* [DATA LISTING]:
______

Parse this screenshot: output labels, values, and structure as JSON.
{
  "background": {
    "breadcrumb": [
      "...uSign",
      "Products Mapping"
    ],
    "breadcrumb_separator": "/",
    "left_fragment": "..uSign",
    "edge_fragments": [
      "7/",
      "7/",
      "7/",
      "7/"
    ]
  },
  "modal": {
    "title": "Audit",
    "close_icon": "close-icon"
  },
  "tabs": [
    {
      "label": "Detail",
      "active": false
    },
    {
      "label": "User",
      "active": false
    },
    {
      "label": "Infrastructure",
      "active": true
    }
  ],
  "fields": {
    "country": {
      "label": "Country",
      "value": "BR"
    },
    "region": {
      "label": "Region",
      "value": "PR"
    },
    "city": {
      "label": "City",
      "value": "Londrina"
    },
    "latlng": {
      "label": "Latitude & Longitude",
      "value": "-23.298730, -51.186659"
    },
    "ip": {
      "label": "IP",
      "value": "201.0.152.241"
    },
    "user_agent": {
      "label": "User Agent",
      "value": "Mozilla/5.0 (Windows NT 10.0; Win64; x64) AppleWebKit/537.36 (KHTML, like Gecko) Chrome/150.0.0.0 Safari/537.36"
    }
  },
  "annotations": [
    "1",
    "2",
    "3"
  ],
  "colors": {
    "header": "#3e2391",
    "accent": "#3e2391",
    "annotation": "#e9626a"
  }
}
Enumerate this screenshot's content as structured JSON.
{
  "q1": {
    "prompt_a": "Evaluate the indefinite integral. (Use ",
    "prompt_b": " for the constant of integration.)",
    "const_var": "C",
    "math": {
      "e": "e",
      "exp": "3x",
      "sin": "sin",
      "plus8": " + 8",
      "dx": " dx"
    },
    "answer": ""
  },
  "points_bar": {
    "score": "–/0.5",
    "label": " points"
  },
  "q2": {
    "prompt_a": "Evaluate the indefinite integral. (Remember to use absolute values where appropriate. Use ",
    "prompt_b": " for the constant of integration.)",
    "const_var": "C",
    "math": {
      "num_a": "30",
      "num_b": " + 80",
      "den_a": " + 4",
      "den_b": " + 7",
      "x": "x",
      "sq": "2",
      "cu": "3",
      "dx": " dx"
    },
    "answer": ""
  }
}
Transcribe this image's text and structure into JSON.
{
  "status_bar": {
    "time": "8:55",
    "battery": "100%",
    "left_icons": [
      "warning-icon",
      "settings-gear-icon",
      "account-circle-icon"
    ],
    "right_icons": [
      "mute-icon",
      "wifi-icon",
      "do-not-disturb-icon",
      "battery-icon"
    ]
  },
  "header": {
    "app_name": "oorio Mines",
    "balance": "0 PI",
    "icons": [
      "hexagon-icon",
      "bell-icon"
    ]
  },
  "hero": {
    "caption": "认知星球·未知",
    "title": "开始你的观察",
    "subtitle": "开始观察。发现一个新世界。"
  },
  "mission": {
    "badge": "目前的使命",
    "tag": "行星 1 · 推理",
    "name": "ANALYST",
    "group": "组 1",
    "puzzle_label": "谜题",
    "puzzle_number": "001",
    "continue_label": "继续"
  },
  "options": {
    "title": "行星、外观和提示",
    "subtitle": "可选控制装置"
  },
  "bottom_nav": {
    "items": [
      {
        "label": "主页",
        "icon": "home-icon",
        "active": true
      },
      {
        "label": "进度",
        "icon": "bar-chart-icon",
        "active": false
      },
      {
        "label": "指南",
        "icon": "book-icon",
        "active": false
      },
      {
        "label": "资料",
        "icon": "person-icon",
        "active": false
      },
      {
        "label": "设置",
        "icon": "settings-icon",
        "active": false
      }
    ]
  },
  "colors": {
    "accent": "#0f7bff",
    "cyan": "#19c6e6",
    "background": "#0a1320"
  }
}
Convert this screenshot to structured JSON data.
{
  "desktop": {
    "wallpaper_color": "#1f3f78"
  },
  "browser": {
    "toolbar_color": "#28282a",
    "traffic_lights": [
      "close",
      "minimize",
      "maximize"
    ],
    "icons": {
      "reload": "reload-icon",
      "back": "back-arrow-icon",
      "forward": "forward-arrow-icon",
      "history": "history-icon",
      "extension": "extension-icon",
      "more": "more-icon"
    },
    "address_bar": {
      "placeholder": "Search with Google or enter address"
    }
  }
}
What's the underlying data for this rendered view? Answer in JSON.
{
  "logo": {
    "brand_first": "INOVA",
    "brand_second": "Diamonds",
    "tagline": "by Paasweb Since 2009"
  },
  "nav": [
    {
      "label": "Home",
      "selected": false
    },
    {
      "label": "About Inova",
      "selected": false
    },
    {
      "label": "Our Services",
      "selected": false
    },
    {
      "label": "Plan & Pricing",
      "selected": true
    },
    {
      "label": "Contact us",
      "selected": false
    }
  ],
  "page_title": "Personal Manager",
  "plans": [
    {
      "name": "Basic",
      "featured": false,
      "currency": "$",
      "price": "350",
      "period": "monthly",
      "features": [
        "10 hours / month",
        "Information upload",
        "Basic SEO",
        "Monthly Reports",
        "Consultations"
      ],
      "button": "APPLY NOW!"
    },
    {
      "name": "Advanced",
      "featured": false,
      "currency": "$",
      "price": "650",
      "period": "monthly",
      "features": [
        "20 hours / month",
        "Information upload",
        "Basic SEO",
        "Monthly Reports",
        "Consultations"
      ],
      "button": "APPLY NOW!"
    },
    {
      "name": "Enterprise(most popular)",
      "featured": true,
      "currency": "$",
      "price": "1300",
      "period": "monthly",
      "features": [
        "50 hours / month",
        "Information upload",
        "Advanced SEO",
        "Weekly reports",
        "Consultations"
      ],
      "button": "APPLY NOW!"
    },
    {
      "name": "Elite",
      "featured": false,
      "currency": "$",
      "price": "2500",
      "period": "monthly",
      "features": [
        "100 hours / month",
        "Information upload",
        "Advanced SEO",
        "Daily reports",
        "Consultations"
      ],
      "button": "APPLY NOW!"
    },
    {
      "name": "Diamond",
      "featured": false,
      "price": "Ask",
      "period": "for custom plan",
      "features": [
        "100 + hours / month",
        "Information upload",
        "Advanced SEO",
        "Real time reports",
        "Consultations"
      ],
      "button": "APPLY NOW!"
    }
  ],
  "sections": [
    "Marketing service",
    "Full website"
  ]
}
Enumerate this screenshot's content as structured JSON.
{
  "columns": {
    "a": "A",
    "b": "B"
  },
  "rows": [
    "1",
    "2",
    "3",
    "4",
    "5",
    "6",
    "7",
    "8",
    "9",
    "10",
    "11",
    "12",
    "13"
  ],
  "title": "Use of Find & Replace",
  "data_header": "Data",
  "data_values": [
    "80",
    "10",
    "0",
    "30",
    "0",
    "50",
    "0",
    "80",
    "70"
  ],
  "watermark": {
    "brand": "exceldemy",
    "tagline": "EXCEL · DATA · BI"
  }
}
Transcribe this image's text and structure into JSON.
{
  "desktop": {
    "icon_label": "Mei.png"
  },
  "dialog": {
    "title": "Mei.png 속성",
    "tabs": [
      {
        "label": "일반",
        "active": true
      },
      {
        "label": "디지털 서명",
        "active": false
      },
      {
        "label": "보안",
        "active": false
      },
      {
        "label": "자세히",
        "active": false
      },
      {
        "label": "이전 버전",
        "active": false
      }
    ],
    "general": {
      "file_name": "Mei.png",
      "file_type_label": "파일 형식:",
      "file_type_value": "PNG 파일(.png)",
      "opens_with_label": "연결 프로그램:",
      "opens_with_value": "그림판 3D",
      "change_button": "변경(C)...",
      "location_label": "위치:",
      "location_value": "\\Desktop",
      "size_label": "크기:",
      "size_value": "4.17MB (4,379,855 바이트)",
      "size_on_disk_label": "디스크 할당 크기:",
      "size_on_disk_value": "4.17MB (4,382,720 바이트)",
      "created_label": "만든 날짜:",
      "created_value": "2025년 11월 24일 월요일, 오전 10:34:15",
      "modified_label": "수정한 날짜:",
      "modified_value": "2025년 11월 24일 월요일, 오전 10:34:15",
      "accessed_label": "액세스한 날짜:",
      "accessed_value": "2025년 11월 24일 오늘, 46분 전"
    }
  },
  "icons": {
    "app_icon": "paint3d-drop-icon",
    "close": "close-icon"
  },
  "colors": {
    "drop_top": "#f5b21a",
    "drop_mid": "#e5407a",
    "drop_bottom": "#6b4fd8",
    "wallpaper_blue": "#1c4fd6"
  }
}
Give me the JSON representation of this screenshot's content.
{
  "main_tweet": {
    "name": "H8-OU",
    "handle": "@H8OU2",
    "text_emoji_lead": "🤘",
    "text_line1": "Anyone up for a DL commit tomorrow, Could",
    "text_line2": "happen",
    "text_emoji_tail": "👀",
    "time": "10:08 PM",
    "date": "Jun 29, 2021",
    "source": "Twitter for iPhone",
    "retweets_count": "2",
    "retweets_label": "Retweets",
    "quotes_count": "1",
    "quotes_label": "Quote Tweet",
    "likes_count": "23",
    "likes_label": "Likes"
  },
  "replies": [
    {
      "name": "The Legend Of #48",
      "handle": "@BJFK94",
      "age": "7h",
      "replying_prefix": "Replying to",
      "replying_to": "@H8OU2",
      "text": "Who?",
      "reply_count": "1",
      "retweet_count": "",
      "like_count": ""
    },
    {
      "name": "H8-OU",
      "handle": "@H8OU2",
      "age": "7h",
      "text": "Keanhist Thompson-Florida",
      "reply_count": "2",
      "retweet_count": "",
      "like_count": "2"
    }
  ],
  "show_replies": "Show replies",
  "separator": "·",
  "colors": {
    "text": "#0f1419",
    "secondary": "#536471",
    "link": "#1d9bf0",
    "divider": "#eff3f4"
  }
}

______

* [WORK TO BE COMPLETED]:
Say how many lines include the word "time"; reply with the number alone.

* [REPLY]:
3